==== THE INPUT ====
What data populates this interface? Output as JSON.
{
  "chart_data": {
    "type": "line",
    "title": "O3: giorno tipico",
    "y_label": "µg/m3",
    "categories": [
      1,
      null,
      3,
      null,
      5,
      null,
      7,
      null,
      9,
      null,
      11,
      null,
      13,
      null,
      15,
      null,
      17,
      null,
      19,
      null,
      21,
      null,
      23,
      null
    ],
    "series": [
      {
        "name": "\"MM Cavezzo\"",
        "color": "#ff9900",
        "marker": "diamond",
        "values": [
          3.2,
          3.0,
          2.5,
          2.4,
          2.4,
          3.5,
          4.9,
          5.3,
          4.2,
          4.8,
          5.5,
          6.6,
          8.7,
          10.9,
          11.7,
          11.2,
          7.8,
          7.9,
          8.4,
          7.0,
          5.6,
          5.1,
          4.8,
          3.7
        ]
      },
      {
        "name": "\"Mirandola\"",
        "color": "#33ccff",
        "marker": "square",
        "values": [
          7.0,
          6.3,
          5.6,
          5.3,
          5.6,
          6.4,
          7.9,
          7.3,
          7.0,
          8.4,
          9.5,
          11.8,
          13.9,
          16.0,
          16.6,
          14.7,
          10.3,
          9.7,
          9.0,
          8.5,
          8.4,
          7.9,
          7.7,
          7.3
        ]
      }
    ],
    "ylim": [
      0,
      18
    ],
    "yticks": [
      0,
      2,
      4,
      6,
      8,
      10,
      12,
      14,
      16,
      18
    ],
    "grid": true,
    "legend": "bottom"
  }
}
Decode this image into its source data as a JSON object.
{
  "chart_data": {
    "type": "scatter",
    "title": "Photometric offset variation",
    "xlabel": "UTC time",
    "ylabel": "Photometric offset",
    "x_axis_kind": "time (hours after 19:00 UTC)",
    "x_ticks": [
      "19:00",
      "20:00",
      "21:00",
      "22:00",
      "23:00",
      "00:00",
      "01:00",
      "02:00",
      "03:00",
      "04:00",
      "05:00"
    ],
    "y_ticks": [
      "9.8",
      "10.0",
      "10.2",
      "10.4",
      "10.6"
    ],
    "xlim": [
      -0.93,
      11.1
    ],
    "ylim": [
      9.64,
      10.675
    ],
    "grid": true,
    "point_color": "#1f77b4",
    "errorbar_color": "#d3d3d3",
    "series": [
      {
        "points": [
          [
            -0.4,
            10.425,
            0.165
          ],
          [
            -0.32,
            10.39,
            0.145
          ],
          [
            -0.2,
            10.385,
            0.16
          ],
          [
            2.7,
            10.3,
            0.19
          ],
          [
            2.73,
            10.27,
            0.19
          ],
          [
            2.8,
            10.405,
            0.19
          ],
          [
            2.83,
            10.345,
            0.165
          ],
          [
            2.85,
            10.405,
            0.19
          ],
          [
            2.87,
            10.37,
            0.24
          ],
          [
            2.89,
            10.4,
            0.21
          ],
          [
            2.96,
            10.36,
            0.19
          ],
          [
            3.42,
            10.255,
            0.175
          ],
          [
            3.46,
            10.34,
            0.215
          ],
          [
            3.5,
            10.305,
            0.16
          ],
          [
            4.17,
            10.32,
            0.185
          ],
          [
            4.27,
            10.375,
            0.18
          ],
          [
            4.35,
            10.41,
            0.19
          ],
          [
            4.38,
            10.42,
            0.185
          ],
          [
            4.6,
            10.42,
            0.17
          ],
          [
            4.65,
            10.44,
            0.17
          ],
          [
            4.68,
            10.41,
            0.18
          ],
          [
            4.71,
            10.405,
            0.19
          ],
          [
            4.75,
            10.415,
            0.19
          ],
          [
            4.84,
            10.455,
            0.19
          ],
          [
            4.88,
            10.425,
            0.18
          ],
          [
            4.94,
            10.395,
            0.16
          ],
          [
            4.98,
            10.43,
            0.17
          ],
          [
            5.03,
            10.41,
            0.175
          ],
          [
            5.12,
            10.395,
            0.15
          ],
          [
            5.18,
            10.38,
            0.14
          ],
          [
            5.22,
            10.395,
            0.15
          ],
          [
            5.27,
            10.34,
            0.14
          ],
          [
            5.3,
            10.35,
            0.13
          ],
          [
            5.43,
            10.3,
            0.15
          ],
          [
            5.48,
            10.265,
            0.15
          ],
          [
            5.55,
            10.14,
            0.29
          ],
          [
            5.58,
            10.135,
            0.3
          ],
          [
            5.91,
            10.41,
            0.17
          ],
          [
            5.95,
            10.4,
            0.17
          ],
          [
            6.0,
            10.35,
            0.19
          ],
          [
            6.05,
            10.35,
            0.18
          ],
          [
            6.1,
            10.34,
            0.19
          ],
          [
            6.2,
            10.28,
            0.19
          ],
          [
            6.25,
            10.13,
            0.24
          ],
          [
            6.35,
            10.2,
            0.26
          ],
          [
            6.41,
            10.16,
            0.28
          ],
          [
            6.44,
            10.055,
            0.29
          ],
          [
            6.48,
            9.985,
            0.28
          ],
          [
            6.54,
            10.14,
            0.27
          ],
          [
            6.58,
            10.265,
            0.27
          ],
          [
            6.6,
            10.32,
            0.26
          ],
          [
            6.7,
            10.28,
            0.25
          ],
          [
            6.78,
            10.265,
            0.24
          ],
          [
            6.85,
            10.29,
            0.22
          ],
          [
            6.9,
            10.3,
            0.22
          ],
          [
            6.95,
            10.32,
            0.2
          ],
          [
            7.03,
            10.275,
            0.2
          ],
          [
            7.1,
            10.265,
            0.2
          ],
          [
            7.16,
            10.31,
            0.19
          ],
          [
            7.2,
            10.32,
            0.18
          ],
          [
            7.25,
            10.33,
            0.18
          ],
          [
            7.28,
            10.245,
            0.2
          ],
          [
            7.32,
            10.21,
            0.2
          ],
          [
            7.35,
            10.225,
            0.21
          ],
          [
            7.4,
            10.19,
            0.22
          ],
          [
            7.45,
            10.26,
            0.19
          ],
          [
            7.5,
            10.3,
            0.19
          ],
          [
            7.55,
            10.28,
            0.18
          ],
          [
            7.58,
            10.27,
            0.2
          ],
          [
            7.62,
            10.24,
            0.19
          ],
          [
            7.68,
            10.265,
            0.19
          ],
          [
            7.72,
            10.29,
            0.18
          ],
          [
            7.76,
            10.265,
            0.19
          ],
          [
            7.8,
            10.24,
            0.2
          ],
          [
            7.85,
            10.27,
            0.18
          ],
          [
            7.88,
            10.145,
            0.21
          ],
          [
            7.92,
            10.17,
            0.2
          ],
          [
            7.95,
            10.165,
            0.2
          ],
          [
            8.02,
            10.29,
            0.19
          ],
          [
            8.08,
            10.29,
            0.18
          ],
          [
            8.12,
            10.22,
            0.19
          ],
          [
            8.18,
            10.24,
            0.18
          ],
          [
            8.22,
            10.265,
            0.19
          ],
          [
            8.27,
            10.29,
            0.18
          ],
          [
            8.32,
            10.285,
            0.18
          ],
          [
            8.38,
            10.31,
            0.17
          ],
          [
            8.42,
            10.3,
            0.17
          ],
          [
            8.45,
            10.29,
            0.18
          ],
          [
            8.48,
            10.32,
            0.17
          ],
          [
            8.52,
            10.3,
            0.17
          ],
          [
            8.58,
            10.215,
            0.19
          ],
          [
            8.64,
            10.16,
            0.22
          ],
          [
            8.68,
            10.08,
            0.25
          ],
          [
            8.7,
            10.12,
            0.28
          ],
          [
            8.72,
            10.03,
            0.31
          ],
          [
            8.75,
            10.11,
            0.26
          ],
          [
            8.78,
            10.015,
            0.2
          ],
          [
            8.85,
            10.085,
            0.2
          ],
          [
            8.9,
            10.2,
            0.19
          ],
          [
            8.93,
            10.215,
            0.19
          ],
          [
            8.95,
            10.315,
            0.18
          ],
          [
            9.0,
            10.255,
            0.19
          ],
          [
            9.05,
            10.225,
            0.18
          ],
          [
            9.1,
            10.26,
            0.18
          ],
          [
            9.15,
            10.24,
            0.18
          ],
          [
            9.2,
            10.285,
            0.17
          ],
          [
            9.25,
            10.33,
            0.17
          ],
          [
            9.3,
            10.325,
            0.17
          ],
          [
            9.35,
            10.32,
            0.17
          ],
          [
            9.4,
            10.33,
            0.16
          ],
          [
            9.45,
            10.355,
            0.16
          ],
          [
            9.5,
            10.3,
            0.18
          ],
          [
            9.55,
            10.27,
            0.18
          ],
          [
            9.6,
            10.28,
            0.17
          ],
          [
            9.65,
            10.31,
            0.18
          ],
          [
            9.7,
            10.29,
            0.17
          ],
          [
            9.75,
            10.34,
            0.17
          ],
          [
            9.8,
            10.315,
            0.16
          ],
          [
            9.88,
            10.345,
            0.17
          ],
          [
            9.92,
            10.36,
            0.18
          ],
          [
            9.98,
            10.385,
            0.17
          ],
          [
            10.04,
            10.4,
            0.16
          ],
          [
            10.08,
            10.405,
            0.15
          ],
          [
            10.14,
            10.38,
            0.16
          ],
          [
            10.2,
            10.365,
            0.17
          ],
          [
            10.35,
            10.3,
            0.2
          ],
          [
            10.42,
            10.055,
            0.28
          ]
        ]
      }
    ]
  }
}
====
WORK TO COMPLETE: State how many lines above contain the string "Photometric", with no other words.

THE REPLY: 2